___ ENTRIES SUPPLIED

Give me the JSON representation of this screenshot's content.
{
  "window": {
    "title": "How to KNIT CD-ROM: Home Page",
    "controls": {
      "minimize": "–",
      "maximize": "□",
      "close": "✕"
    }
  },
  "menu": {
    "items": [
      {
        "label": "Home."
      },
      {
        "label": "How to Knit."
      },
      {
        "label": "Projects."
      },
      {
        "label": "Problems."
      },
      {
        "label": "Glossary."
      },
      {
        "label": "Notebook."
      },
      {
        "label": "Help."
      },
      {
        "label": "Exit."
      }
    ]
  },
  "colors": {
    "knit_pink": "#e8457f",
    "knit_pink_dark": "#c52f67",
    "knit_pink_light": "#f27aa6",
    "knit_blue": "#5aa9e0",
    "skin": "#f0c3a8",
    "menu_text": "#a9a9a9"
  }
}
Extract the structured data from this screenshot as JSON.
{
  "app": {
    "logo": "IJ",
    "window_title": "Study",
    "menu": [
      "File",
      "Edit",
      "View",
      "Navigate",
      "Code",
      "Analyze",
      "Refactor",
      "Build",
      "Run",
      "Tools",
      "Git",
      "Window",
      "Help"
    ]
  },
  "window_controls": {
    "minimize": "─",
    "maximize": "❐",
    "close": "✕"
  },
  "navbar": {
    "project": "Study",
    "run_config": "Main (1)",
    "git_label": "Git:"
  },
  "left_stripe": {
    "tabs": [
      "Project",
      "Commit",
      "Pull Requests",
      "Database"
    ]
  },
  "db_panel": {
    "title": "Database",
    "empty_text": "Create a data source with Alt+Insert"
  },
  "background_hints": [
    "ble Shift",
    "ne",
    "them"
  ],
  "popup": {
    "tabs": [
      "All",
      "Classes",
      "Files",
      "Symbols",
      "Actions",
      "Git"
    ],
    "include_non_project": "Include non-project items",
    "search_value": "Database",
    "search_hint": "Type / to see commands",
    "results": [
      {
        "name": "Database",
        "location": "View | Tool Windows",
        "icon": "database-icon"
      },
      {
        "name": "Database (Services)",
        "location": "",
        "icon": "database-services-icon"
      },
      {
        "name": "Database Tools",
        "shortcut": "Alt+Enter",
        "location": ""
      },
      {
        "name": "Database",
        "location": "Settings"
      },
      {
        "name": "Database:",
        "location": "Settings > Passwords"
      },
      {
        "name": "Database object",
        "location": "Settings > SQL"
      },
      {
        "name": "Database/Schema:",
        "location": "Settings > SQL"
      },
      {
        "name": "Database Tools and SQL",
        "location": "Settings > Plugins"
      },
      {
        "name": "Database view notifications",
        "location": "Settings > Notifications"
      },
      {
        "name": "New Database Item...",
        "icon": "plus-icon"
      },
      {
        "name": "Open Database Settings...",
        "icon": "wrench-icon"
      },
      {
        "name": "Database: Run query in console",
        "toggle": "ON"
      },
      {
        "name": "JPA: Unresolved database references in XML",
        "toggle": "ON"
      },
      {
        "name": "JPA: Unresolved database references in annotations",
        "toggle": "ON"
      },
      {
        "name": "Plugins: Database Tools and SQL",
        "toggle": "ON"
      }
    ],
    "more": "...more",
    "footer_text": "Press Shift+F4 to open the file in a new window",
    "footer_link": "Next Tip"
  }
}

______

WHAT IS BEING ASKED:
Lines that include the word "Unresolved" — how many are there in the data? Answer with the number alone.

ANSWER FOR THIS EXERCISE:
2